Stored data:
________________________________________

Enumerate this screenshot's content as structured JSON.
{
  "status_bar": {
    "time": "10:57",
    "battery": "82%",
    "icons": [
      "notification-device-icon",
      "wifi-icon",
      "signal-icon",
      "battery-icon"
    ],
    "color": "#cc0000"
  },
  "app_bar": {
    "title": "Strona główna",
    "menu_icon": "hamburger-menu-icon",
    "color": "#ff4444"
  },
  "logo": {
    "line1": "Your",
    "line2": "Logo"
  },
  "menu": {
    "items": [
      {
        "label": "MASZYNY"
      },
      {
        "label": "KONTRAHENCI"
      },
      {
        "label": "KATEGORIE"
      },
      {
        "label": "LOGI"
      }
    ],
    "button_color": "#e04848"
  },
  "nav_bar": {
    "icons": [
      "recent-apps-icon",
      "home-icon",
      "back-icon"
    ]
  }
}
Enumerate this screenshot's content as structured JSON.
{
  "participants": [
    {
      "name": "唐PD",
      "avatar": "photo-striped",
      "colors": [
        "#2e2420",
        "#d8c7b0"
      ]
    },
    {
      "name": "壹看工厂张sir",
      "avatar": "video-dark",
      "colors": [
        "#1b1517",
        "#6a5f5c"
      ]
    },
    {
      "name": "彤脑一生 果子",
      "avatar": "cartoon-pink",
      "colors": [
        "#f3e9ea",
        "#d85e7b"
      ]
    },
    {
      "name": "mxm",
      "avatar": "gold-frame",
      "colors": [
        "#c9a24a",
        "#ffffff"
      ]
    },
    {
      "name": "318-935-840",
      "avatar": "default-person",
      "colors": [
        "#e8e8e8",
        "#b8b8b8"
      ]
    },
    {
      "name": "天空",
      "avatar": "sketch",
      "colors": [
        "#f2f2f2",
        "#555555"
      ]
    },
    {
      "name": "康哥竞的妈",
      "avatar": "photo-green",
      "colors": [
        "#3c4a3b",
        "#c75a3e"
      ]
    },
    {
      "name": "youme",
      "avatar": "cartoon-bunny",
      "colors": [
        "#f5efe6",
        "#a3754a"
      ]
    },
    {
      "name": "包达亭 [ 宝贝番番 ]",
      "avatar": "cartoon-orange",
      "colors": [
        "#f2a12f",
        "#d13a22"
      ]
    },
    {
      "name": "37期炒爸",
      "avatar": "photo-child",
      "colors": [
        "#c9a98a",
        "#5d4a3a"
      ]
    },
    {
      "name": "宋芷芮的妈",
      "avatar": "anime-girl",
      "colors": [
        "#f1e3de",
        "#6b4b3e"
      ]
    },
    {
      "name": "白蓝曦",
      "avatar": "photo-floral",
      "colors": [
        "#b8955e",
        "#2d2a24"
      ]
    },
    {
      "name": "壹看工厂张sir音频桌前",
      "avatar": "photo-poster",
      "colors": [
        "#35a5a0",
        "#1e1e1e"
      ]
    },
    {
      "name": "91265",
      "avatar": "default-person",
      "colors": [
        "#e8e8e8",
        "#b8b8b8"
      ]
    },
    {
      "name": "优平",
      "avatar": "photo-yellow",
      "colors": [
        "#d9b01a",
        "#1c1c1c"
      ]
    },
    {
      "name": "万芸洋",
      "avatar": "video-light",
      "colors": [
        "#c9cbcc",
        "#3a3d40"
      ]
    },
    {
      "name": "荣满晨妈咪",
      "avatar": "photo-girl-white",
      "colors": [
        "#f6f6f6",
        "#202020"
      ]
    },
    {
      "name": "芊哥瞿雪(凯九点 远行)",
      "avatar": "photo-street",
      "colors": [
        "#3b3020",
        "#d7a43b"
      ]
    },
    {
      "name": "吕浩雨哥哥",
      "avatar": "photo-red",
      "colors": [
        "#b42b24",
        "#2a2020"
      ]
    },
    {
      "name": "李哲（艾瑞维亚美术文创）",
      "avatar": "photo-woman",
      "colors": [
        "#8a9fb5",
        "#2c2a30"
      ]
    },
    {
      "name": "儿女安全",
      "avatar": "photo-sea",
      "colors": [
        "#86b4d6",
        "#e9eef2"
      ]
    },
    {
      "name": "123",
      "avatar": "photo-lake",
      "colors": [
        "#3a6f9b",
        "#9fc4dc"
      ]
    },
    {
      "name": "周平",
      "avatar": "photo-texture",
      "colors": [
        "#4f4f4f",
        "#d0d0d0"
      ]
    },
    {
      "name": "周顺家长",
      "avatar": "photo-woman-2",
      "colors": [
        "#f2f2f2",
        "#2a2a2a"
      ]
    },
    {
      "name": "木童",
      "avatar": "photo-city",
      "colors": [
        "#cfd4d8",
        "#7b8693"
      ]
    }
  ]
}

________________________________________

* [WHAT TO PRODUCE]: Repeat the data exactly. Leave nothing out.

* [SOLUTION TO THIS TASK]:
Enumerate this screenshot's content as structured JSON.
{
  "status_bar": {
    "time": "10:57",
    "battery": "82%",
    "icons": [
      "notification-device-icon",
      "wifi-icon",
      "signal-icon",
      "battery-icon"
    ],
    "color": "#cc0000"
  },
  "app_bar": {
    "title": "Strona główna",
    "menu_icon": "hamburger-menu-icon",
    "color": "#ff4444"
  },
  "logo": {
    "line1": "Your",
    "line2": "Logo"
  },
  "menu": {
    "items": [
      {
        "label": "MASZYNY"
      },
      {
        "label": "KONTRAHENCI"
      },
      {
        "label": "KATEGORIE"
      },
      {
        "label": "LOGI"
      }
    ],
    "button_color": "#e04848"
  },
  "nav_bar": {
    "icons": [
      "recent-apps-icon",
      "home-icon",
      "back-icon"
    ]
  }
}
Enumerate this screenshot's content as structured JSON.
{
  "participants": [
    {
      "name": "唐PD",
      "avatar": "photo-striped",
      "colors": [
        "#2e2420",
        "#d8c7b0"
      ]
    },
    {
      "name": "壹看工厂张sir",
      "avatar": "video-dark",
      "colors": [
        "#1b1517",
        "#6a5f5c"
      ]
    },
    {
      "name": "彤脑一生 果子",
      "avatar": "cartoon-pink",
      "colors": [
        "#f3e9ea",
        "#d85e7b"
      ]
    },
    {
      "name": "mxm",
      "avatar": "gold-frame",
      "colors": [
        "#c9a24a",
        "#ffffff"
      ]
    },
    {
      "name": "318-935-840",
      "avatar": "default-person",
      "colors": [
        "#e8e8e8",
        "#b8b8b8"
      ]
    },
    {
      "name": "天空",
      "avatar": "sketch",
      "colors": [
        "#f2f2f2",
        "#555555"
      ]
    },
    {
      "name": "康哥竞的妈",
      "avatar": "photo-green",
      "colors": [
        "#3c4a3b",
        "#c75a3e"
      ]
    },
    {
      "name": "youme",
      "avatar": "cartoon-bunny",
      "colors": [
        "#f5efe6",
        "#a3754a"
      ]
    },
    {
      "name": "包达亭 [ 宝贝番番 ]",
      "avatar": "cartoon-orange",
      "colors": [
        "#f2a12f",
        "#d13a22"
      ]
    },
    {
      "name": "37期炒爸",
      "avatar": "photo-child",
      "colors": [
        "#c9a98a",
        "#5d4a3a"
      ]
    },
    {
      "name": "宋芷芮的妈",
      "avatar": "anime-girl",
      "colors": [
        "#f1e3de",
        "#6b4b3e"
      ]
    },
    {
      "name": "白蓝曦",
      "avatar": "photo-floral",
      "colors": [
        "#b8955e",
        "#2d2a24"
      ]
    },
    {
      "name": "壹看工厂张sir音频桌前",
      "avatar": "photo-poster",
      "colors": [
        "#35a5a0",
        "#1e1e1e"
      ]
    },
    {
      "name": "91265",
      "avatar": "default-person",
      "colors": [
        "#e8e8e8",
        "#b8b8b8"
      ]
    },
    {
      "name": "优平",
      "avatar": "photo-yellow",
      "colors": [
        "#d9b01a",
        "#1c1c1c"
      ]
    },
    {
      "name": "万芸洋",
      "avatar": "video-light",
      "colors": [
        "#c9cbcc",
        "#3a3d40"
      ]
    },
    {
      "name": "荣满晨妈咪",
      "avatar": "photo-girl-white",
      "colors": [
        "#f6f6f6",
        "#202020"
      ]
    },
    {
      "name": "芊哥瞿雪(凯九点 远行)",
      "avatar": "photo-street",
      "colors": [
        "#3b3020",
        "#d7a43b"
      ]
    },
    {
      "name": "吕浩雨哥哥",
      "avatar": "photo-red",
      "colors": [
        "#b42b24",
        "#2a2020"
      ]
    },
    {
      "name": "李哲（艾瑞维亚美术文创）",
      "avatar": "photo-woman",
      "colors": [
        "#8a9fb5",
        "#2c2a30"
      ]
    },
    {
      "name": "儿女安全",
      "avatar": "photo-sea",
      "colors": [
        "#86b4d6",
        "#e9eef2"
      ]
    },
    {
      "name": "123",
      "avatar": "photo-lake",
      "colors": [
        "#3a6f9b",
        "#9fc4dc"
      ]
    },
    {
      "name": "周平",
      "avatar": "photo-texture",
      "colors": [
        "#4f4f4f",
        "#d0d0d0"
      ]
    },
    {
      "name": "周顺家长",
      "avatar": "photo-woman-2",
      "colors": [
        "#f2f2f2",
        "#2a2a2a"
      ]
    },
    {
      "name": "木童",
      "avatar": "photo-city",
      "colors": [
        "#cfd4d8",
        "#7b8693"
      ]
    }
  ]
}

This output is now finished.